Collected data
/---
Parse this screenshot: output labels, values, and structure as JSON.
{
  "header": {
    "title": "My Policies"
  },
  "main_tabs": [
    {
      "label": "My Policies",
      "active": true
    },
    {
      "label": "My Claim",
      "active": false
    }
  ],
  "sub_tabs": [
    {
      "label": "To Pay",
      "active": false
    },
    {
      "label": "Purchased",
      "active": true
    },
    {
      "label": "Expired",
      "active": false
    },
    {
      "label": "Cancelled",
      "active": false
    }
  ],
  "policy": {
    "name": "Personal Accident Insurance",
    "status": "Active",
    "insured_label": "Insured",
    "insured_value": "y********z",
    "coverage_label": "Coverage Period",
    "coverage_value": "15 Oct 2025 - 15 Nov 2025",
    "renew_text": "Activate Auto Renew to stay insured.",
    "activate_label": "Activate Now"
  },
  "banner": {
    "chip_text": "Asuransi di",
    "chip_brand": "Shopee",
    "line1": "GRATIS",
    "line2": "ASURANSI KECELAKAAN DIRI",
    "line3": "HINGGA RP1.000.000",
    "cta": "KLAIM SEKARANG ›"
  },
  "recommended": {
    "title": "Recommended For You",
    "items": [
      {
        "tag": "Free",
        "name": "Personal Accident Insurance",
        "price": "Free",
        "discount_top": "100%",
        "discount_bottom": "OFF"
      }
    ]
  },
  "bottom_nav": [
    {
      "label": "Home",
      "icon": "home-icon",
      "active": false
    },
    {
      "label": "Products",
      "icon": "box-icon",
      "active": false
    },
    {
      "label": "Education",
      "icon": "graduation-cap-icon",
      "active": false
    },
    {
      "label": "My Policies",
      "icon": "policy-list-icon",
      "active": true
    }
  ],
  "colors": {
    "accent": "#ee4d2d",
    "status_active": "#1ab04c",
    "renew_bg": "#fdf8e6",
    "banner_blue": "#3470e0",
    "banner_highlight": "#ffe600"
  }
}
\---
TASK TO COMPLETE:
Recopy the entries above exactly, with every line included.

FINAL RESULT:
Parse this screenshot: output labels, values, and structure as JSON.
{
  "header": {
    "title": "My Policies"
  },
  "main_tabs": [
    {
      "label": "My Policies",
      "active": true
    },
    {
      "label": "My Claim",
      "active": false
    }
  ],
  "sub_tabs": [
    {
      "label": "To Pay",
      "active": false
    },
    {
      "label": "Purchased",
      "active": true
    },
    {
      "label": "Expired",
      "active": false
    },
    {
      "label": "Cancelled",
      "active": false
    }
  ],
  "policy": {
    "name": "Personal Accident Insurance",
    "status": "Active",
    "insured_label": "Insured",
    "insured_value": "y********z",
    "coverage_label": "Coverage Period",
    "coverage_value": "15 Oct 2025 - 15 Nov 2025",
    "renew_text": "Activate Auto Renew to stay insured.",
    "activate_label": "Activate Now"
  },
  "banner": {
    "chip_text": "Asuransi di",
    "chip_brand": "Shopee",
    "line1": "GRATIS",
    "line2": "ASURANSI KECELAKAAN DIRI",
    "line3": "HINGGA RP1.000.000",
    "cta": "KLAIM SEKARANG ›"
  },
  "recommended": {
    "title": "Recommended For You",
    "items": [
      {
        "tag": "Free",
        "name": "Personal Accident Insurance",
        "price": "Free",
        "discount_top": "100%",
        "discount_bottom": "OFF"
      }
    ]
  },
  "bottom_nav": [
    {
      "label": "Home",
      "icon": "home-icon",
      "active": false
    },
    {
      "label": "Products",
      "icon": "box-icon",
      "active": false
    },
    {
      "label": "Education",
      "icon": "graduation-cap-icon",
      "active": false
    },
    {
      "label": "My Policies",
      "icon": "policy-list-icon",
      "active": true
    }
  ],
  "colors": {
    "accent": "#ee4d2d",
    "status_active": "#1ab04c",
    "renew_bg": "#fdf8e6",
    "banner_blue": "#3470e0",
    "banner_highlight": "#ffe600"
  }
}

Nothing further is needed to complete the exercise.